**WORK TO BE COMPLETED:**
Go through the listing and set it down exactly, leaving out its pictures.

Data records:
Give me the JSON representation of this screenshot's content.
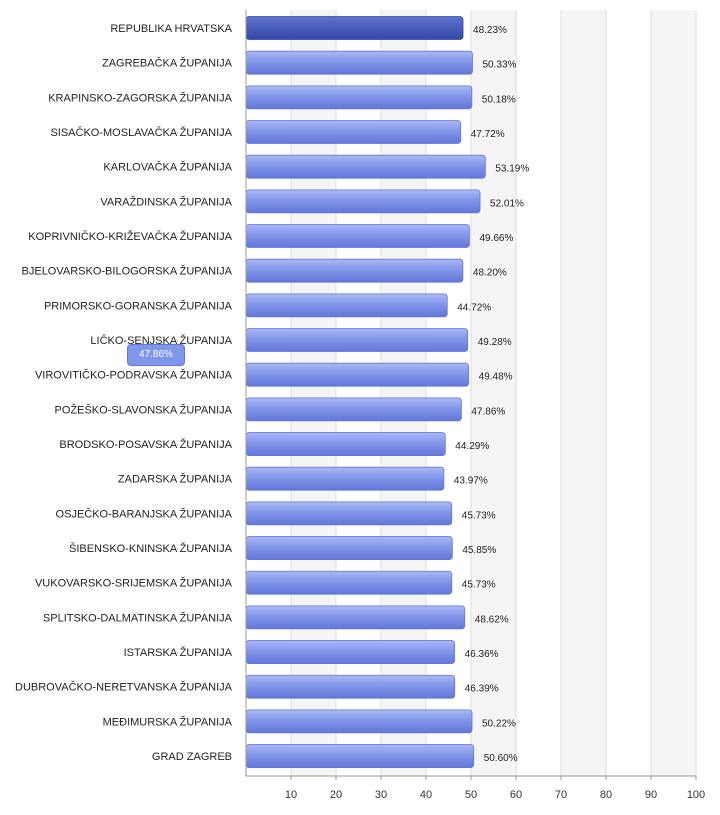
{
  "chart_data": {
    "type": "bar",
    "orientation": "horizontal",
    "categories": [
      "REPUBLIKA HRVATSKA",
      "ZAGREBAČKA ŽUPANIJA",
      "KRAPINSKO-ZAGORSKA ŽUPANIJA",
      "SISAČKO-MOSLAVAČKA ŽUPANIJA",
      "KARLOVAČKA ŽUPANIJA",
      "VARAŽDINSKA ŽUPANIJA",
      "KOPRIVNIČKO-KRIŽEVAČKA ŽUPANIJA",
      "BJELOVARSKO-BILOGORSKA ŽUPANIJA",
      "PRIMORSKO-GORANSKA ŽUPANIJA",
      "LIČKO-SENJSKA ŽUPANIJA",
      "VIROVITIČKO-PODRAVSKA ŽUPANIJA",
      "POŽEŠKO-SLAVONSKA ŽUPANIJA",
      "BRODSKO-POSAVSKA ŽUPANIJA",
      "ZADARSKA ŽUPANIJA",
      "OSJEČKO-BARANJSKA ŽUPANIJA",
      "ŠIBENSKO-KNINSKA ŽUPANIJA",
      "VUKOVARSKO-SRIJEMSKA ŽUPANIJA",
      "SPLITSKO-DALMATINSKA ŽUPANIJA",
      "ISTARSKA ŽUPANIJA",
      "DUBROVAČKO-NERETVANSKA ŽUPANIJA",
      "MEĐIMURSKA ŽUPANIJA",
      "GRAD ZAGREB"
    ],
    "values": [
      48.23,
      50.33,
      50.18,
      47.72,
      53.19,
      52.01,
      49.66,
      48.2,
      44.72,
      49.28,
      49.48,
      47.86,
      44.29,
      43.97,
      45.73,
      45.85,
      45.73,
      48.62,
      46.36,
      46.39,
      50.22,
      50.6
    ],
    "value_labels": [
      "48.23%",
      "50.33%",
      "50.18%",
      "47.72%",
      "53.19%",
      "52.01%",
      "49.66%",
      "48.20%",
      "44.72%",
      "49.28%",
      "49.48%",
      "47.86%",
      "44.29%",
      "43.97%",
      "45.73%",
      "45.85%",
      "45.73%",
      "48.62%",
      "46.36%",
      "46.39%",
      "50.22%",
      "50.60%"
    ],
    "xlim": [
      0,
      100
    ],
    "x_ticks": [
      10,
      20,
      30,
      40,
      50,
      60,
      70,
      80,
      90,
      100
    ],
    "grid": true,
    "title": "",
    "xlabel": "",
    "ylabel": "",
    "highlight_index": 0,
    "colors": {
      "bar": "#8296ea",
      "bar_light": "#aab9f5",
      "bar_dark": "#6277d8",
      "highlight": "#3548a8",
      "highlight_light": "#5e72cc",
      "grid": "#dddddd",
      "axis": "#999999",
      "stripe": "#f5f5f5"
    }
  },
  "tooltip": {
    "text": "47.86%"
  }
}
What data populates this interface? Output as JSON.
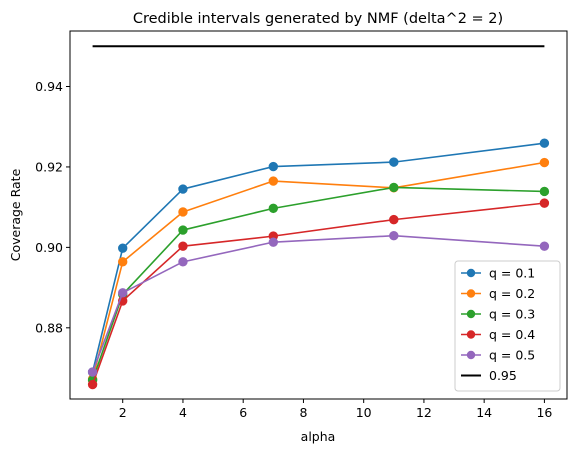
{
  "chart_data": {
    "type": "line",
    "title": "Credible intervals generated by NMF (delta^2 = 2)",
    "xlabel": "alpha",
    "ylabel": "Coverage Rate",
    "xlim": [
      0.25,
      16.75
    ],
    "ylim": [
      0.8623,
      0.9538
    ],
    "xticks": [
      2,
      4,
      6,
      8,
      10,
      12,
      14,
      16
    ],
    "yticks": [
      0.88,
      0.9,
      0.92,
      0.94
    ],
    "ytick_labels": [
      "0.88",
      "0.90",
      "0.92",
      "0.94"
    ],
    "grid": false,
    "legend_position": "lower-right",
    "x": [
      1,
      2,
      4,
      7,
      11,
      16
    ],
    "series": [
      {
        "name": "q = 0.1",
        "color": "#1f77b4",
        "values": [
          0.869,
          0.8998,
          0.9145,
          0.9201,
          0.9212,
          0.9259
        ]
      },
      {
        "name": "q = 0.2",
        "color": "#ff7f0e",
        "values": [
          0.8673,
          0.8964,
          0.9088,
          0.9165,
          0.9148,
          0.9211
        ]
      },
      {
        "name": "q = 0.3",
        "color": "#2ca02c",
        "values": [
          0.867,
          0.8883,
          0.9043,
          0.9097,
          0.9149,
          0.9139
        ]
      },
      {
        "name": "q = 0.4",
        "color": "#d62728",
        "values": [
          0.8659,
          0.8867,
          0.9003,
          0.9028,
          0.9069,
          0.911
        ]
      },
      {
        "name": "q = 0.5",
        "color": "#9467bd",
        "values": [
          0.869,
          0.8887,
          0.8964,
          0.9013,
          0.9029,
          0.9003
        ]
      }
    ],
    "reference_line": {
      "name": "0.95",
      "color": "#000000",
      "value": 0.95,
      "x_range": [
        1,
        16
      ]
    }
  }
}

**EXERCISE RESULT:**
Give me the JSON representation of this screenshot's content.
{
  "chart_data": {
    "type": "bar",
    "orientation": "horizontal",
    "categories": [
      "REPUBLIKA HRVATSKA",
      "ZAGREBAČKA ŽUPANIJA",
      "KRAPINSKO-ZAGORSKA ŽUPANIJA",
      "SISAČKO-MOSLAVAČKA ŽUPANIJA",
      "KARLOVAČKA ŽUPANIJA",
      "VARAŽDINSKA ŽUPANIJA",
      "KOPRIVNIČKO-KRIŽEVAČKA ŽUPANIJA",
      "BJELOVARSKO-BILOGORSKA ŽUPANIJA",
      "PRIMORSKO-GORANSKA ŽUPANIJA",
      "LIČKO-SENJSKA ŽUPANIJA",
      "VIROVITIČKO-PODRAVSKA ŽUPANIJA",
      "POŽEŠKO-SLAVONSKA ŽUPANIJA",
      "BRODSKO-POSAVSKA ŽUPANIJA",
      "ZADARSKA ŽUPANIJA",
      "OSJEČKO-BARANJSKA ŽUPANIJA",
      "ŠIBENSKO-KNINSKA ŽUPANIJA",
      "VUKOVARSKO-SRIJEMSKA ŽUPANIJA",
      "SPLITSKO-DALMATINSKA ŽUPANIJA",
      "ISTARSKA ŽUPANIJA",
      "DUBROVAČKO-NERETVANSKA ŽUPANIJA",
      "MEĐIMURSKA ŽUPANIJA",
      "GRAD ZAGREB"
    ],
    "values": [
      48.23,
      50.33,
      50.18,
      47.72,
      53.19,
      52.01,
      49.66,
      48.2,
      44.72,
      49.28,
      49.48,
      47.86,
      44.29,
      43.97,
      45.73,
      45.85,
      45.73,
      48.62,
      46.36,
      46.39,
      50.22,
      50.6
    ],
    "value_labels": [
      "48.23%",
      "50.33%",
      "50.18%",
      "47.72%",
      "53.19%",
      "52.01%",
      "49.66%",
      "48.20%",
      "44.72%",
      "49.28%",
      "49.48%",
      "47.86%",
      "44.29%",
      "43.97%",
      "45.73%",
      "45.85%",
      "45.73%",
      "48.62%",
      "46.36%",
      "46.39%",
      "50.22%",
      "50.60%"
    ],
    "xlim": [
      0,
      100
    ],
    "x_ticks": [
      10,
      20,
      30,
      40,
      50,
      60,
      70,
      80,
      90,
      100
    ],
    "grid": true,
    "title": "",
    "xlabel": "",
    "ylabel": "",
    "highlight_index": 0,
    "colors": {
      "bar": "#8296ea",
      "bar_light": "#aab9f5",
      "bar_dark": "#6277d8",
      "highlight": "#3548a8",
      "highlight_light": "#5e72cc",
      "grid": "#dddddd",
      "axis": "#999999",
      "stripe": "#f5f5f5"
    }
  },
  "tooltip": {
    "text": "47.86%"
  }
}
What data populates this interface? Output as JSON.
{
  "chart_data": {
    "type": "line",
    "title": "Credible intervals generated by NMF (delta^2 = 2)",
    "xlabel": "alpha",
    "ylabel": "Coverage Rate",
    "xlim": [
      0.25,
      16.75
    ],
    "ylim": [
      0.8623,
      0.9538
    ],
    "xticks": [
      2,
      4,
      6,
      8,
      10,
      12,
      14,
      16
    ],
    "yticks": [
      0.88,
      0.9,
      0.92,
      0.94
    ],
    "ytick_labels": [
      "0.88",
      "0.90",
      "0.92",
      "0.94"
    ],
    "grid": false,
    "legend_position": "lower-right",
    "x": [
      1,
      2,
      4,
      7,
      11,
      16
    ],
    "series": [
      {
        "name": "q = 0.1",
        "color": "#1f77b4",
        "values": [
          0.869,
          0.8998,
          0.9145,
          0.9201,
          0.9212,
          0.9259
        ]
      },
      {
        "name": "q = 0.2",
        "color": "#ff7f0e",
        "values": [
          0.8673,
          0.8964,
          0.9088,
          0.9165,
          0.9148,
          0.9211
        ]
      },
      {
        "name": "q = 0.3",
        "color": "#2ca02c",
        "values": [
          0.867,
          0.8883,
          0.9043,
          0.9097,
          0.9149,
          0.9139
        ]
      },
      {
        "name": "q = 0.4",
        "color": "#d62728",
        "values": [
          0.8659,
          0.8867,
          0.9003,
          0.9028,
          0.9069,
          0.911
        ]
      },
      {
        "name": "q = 0.5",
        "color": "#9467bd",
        "values": [
          0.869,
          0.8887,
          0.8964,
          0.9013,
          0.9029,
          0.9003
        ]
      }
    ],
    "reference_line": {
      "name": "0.95",
      "color": "#000000",
      "value": 0.95,
      "x_range": [
        1,
        16
      ]
    }
  }
}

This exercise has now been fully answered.